══ Data lines ══

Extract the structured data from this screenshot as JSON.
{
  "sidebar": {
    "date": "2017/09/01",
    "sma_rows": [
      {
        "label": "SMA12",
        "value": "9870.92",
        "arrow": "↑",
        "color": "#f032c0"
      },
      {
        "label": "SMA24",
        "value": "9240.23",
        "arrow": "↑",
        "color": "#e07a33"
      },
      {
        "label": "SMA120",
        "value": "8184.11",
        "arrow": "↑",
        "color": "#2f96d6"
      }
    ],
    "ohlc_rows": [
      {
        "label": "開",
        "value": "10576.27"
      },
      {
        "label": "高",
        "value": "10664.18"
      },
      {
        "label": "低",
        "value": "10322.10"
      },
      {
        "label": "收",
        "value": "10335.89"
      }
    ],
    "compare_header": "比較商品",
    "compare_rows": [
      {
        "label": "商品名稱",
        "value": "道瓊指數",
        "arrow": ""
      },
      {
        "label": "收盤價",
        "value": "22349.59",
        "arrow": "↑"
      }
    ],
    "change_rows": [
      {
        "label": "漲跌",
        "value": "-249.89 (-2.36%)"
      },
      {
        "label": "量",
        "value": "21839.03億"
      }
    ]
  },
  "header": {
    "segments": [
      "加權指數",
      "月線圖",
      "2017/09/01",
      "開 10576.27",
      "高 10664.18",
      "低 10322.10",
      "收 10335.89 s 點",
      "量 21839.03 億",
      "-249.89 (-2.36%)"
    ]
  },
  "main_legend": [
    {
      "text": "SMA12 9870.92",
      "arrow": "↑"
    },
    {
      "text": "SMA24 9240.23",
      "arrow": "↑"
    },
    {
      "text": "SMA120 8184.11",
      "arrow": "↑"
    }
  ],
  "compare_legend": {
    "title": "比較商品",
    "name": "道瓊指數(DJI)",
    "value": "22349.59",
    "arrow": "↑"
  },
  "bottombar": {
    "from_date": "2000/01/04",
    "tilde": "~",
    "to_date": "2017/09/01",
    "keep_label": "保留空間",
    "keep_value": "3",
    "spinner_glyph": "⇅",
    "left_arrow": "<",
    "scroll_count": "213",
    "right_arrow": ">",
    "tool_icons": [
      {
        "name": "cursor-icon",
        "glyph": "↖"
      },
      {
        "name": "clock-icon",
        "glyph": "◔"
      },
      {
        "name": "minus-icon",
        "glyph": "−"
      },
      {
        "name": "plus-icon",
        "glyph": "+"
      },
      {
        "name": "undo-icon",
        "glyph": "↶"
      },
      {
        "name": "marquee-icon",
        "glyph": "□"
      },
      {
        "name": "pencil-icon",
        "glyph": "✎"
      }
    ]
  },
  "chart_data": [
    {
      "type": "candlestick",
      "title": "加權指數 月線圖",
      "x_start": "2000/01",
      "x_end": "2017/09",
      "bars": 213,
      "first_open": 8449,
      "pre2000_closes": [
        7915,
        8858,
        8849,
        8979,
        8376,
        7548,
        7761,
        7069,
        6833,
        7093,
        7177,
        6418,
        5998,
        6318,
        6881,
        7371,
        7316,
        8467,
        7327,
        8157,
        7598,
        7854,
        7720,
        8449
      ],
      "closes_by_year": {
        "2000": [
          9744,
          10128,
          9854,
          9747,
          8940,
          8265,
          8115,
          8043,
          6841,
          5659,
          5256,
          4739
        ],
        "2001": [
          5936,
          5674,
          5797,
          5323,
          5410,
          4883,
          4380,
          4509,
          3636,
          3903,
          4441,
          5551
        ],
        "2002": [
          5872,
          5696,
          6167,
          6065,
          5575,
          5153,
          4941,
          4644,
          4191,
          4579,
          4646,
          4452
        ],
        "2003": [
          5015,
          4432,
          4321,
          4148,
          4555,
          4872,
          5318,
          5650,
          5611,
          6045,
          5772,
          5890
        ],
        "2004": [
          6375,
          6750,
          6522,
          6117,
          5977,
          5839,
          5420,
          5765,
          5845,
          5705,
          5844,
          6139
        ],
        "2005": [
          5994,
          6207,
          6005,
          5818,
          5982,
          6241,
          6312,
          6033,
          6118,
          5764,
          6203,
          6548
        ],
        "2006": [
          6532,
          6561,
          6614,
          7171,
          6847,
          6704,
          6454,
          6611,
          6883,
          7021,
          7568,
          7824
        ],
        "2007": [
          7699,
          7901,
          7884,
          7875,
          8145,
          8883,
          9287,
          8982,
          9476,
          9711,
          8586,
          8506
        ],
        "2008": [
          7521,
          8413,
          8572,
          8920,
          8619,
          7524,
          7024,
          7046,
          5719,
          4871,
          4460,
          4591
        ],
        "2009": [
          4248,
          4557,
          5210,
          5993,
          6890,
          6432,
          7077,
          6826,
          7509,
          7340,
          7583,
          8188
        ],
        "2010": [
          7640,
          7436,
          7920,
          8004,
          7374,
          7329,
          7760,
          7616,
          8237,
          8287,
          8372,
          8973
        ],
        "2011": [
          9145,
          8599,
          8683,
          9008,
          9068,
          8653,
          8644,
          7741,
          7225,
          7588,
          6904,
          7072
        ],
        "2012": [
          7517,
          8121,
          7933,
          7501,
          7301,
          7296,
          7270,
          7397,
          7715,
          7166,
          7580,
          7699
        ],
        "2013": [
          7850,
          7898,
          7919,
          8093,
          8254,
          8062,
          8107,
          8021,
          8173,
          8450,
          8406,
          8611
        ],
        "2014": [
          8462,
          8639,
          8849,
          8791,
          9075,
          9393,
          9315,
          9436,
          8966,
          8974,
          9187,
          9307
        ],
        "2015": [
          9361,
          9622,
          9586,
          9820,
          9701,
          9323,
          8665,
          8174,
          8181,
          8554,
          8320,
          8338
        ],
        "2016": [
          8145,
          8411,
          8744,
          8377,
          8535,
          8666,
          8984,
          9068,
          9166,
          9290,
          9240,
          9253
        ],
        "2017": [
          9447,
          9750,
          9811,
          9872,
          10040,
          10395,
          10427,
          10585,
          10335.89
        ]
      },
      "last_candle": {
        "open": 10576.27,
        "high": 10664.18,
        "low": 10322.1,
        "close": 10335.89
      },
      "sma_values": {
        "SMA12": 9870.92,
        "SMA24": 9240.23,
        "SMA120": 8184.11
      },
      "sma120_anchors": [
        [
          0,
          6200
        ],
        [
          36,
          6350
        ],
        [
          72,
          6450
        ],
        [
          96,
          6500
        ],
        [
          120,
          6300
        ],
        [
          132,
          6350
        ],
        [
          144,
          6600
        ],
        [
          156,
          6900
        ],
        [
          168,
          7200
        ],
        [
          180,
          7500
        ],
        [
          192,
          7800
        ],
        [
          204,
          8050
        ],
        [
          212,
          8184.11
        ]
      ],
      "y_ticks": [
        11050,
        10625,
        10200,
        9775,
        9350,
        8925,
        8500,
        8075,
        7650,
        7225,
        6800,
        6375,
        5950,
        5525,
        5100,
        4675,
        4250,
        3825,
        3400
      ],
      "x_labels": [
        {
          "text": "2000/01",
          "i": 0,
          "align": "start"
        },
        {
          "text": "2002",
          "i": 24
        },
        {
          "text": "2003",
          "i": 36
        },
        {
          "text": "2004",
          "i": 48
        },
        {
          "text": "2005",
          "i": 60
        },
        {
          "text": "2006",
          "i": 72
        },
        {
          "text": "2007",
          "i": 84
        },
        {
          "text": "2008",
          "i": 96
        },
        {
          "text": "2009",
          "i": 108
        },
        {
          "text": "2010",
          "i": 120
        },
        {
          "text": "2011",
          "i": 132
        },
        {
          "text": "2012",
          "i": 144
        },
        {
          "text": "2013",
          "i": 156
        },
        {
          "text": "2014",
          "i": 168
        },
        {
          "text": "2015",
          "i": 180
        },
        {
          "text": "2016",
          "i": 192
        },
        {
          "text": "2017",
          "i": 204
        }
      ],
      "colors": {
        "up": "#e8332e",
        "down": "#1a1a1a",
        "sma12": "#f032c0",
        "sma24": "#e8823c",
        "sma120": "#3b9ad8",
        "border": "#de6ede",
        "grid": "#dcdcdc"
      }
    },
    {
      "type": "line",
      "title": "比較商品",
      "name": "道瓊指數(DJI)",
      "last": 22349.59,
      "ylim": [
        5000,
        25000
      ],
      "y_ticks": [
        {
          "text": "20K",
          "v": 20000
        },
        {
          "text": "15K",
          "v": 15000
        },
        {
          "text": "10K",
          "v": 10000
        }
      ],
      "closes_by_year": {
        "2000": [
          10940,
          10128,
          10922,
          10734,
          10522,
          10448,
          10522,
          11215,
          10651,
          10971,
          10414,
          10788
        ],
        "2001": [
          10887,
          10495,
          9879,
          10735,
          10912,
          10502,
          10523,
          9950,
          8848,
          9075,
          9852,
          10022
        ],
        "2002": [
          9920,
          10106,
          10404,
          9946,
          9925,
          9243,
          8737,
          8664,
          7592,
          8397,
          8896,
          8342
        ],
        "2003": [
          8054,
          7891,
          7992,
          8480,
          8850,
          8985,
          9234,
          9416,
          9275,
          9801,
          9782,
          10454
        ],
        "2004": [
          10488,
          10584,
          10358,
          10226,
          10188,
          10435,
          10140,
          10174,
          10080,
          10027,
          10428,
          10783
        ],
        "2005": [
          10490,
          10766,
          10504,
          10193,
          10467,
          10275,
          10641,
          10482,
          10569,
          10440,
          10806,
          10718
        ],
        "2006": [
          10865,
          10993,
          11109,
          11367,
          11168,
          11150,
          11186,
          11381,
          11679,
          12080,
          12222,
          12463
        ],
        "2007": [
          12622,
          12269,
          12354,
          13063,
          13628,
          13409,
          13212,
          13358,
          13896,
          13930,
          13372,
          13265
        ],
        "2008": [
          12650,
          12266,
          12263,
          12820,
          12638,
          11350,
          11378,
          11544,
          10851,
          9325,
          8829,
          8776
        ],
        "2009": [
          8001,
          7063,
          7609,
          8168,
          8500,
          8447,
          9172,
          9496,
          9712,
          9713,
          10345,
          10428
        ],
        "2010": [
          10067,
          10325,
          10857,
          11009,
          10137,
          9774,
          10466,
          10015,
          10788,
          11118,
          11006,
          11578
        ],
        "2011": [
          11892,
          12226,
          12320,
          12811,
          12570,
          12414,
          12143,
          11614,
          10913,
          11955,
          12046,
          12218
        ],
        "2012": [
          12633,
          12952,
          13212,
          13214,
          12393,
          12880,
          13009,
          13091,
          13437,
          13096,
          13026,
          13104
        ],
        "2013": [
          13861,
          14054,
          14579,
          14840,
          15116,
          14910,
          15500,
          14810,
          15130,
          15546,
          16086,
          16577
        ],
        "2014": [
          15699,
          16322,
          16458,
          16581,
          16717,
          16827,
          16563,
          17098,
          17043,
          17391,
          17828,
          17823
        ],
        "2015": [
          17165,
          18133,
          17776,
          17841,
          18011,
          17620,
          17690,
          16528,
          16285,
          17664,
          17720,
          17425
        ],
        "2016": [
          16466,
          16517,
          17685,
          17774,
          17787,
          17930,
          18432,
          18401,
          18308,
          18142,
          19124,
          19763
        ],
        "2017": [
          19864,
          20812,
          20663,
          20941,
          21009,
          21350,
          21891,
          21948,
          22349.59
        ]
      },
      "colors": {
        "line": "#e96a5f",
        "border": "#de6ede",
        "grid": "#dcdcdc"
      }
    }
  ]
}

═══

### Task instructions
Tally up the lines in the preceding listing that contain the string "道瓊指數". Respond with the number and nothing else.

### Written response
3